Problem statement = Look through the entries below and report how many lines hold the string "werden". Only the number is wanted.

────────────────

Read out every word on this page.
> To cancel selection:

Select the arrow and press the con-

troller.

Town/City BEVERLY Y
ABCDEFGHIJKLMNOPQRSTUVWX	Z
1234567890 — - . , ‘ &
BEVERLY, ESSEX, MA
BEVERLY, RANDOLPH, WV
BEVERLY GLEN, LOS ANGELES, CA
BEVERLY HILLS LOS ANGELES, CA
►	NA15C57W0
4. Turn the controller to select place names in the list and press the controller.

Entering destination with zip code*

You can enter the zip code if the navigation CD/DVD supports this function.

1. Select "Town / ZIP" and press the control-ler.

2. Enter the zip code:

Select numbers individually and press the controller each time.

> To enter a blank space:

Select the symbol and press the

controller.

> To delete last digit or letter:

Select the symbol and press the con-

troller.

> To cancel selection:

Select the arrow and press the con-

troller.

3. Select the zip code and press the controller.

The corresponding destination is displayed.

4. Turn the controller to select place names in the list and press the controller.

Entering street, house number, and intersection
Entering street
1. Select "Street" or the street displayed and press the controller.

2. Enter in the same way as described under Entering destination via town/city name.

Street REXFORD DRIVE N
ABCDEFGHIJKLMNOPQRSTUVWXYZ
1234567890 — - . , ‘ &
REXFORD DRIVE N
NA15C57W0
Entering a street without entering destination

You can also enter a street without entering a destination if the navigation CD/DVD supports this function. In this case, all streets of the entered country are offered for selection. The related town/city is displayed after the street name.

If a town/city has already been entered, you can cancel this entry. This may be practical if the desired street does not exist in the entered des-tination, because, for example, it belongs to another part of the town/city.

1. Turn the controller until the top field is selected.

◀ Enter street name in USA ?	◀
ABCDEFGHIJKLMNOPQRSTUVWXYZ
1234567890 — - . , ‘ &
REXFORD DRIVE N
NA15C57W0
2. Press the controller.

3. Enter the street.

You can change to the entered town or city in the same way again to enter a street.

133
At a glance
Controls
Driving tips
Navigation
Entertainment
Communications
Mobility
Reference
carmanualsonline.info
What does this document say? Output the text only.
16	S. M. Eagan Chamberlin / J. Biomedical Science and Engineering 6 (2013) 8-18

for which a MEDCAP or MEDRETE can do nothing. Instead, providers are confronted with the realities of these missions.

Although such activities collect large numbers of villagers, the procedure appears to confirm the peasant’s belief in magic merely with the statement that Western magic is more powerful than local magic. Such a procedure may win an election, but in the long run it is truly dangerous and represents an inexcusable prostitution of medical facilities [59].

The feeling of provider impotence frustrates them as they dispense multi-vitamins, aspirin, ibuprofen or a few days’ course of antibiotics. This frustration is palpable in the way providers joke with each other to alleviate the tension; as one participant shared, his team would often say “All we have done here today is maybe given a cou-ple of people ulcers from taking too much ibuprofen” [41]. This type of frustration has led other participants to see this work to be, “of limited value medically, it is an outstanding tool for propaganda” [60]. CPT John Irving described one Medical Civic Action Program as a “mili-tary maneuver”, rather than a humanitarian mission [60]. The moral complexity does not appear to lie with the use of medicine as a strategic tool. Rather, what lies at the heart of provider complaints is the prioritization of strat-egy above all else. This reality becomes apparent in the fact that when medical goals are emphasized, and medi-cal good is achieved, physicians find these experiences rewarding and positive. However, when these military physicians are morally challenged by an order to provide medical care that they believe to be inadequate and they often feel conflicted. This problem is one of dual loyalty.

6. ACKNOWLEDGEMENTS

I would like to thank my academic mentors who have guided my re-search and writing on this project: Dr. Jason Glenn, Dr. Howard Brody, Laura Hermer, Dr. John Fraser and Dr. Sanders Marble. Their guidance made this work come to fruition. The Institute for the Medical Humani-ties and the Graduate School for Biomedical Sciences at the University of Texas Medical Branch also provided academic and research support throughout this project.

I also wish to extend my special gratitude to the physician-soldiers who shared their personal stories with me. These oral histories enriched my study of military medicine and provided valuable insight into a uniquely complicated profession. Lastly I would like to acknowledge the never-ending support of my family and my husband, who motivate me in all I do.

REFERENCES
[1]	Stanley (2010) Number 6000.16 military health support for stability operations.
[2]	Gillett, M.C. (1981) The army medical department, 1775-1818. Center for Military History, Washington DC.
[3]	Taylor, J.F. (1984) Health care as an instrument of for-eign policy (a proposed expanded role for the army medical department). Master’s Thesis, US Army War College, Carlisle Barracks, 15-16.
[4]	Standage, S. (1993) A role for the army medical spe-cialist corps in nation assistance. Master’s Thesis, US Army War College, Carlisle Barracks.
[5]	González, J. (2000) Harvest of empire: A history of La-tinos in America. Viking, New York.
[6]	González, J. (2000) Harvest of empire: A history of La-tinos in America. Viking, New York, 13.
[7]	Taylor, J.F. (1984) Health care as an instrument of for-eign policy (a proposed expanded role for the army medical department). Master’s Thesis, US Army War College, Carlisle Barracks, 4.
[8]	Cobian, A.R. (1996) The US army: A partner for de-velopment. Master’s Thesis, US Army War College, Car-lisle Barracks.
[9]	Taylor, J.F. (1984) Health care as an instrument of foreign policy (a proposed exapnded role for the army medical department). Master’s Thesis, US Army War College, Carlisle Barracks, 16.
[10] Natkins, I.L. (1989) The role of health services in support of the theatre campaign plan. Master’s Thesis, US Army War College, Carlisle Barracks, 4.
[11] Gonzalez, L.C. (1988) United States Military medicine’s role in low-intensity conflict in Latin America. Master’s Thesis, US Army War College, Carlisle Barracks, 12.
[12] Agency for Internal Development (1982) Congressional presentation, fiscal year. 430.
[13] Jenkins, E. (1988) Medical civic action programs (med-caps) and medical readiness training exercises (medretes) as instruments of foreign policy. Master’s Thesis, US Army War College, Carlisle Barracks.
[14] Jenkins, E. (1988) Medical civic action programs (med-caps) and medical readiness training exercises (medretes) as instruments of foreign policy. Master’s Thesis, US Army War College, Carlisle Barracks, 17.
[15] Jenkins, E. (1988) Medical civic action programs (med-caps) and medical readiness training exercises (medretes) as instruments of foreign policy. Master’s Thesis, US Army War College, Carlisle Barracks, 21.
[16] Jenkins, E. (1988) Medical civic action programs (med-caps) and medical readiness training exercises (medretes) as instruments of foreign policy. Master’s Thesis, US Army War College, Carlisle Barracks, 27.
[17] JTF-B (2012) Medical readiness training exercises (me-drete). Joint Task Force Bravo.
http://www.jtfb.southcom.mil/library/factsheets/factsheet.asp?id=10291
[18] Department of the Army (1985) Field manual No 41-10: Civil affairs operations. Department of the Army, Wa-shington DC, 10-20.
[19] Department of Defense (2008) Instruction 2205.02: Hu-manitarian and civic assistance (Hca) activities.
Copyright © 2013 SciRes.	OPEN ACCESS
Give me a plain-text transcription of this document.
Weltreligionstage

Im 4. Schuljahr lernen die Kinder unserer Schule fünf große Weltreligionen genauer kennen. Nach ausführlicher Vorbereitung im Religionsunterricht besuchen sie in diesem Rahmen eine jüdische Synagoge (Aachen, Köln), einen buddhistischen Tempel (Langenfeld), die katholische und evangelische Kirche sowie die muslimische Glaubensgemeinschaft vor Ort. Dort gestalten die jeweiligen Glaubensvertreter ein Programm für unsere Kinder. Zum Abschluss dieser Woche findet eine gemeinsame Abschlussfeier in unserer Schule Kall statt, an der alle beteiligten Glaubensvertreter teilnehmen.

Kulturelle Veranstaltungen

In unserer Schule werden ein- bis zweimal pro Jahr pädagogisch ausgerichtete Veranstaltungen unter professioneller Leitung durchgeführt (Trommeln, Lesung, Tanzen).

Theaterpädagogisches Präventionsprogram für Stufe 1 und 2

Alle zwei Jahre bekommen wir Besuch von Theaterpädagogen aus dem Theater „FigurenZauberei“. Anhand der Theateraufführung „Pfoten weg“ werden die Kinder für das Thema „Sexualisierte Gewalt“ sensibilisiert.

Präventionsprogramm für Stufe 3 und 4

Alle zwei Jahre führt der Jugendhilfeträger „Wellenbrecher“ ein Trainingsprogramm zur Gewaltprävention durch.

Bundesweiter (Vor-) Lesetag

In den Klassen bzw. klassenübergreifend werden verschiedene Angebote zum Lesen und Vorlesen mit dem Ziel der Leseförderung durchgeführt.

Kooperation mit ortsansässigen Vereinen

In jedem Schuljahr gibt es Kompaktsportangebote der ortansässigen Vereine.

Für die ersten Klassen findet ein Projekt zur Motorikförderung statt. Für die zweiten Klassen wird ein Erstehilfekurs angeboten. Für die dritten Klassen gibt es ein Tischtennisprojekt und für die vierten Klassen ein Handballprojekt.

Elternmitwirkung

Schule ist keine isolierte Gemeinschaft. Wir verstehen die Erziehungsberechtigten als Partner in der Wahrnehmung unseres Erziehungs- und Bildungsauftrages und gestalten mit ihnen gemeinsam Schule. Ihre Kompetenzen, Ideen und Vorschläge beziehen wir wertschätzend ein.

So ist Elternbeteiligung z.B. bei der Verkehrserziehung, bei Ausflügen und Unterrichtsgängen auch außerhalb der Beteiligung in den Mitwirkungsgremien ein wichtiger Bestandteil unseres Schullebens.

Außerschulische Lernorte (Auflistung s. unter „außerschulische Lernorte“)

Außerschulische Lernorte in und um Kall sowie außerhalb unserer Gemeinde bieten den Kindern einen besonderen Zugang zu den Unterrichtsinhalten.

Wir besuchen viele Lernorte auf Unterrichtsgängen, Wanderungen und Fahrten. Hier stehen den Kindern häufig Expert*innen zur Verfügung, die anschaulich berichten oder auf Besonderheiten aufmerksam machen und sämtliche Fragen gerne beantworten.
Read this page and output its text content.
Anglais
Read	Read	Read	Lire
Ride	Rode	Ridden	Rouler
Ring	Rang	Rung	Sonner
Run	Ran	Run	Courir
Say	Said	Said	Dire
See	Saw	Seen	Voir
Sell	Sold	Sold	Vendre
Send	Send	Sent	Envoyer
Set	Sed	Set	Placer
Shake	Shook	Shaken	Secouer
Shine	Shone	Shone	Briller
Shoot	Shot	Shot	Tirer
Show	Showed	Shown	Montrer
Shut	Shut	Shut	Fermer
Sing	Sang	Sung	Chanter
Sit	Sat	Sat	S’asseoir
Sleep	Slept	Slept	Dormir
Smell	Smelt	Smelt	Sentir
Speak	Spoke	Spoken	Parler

────────────────

Answer for this exercise = 3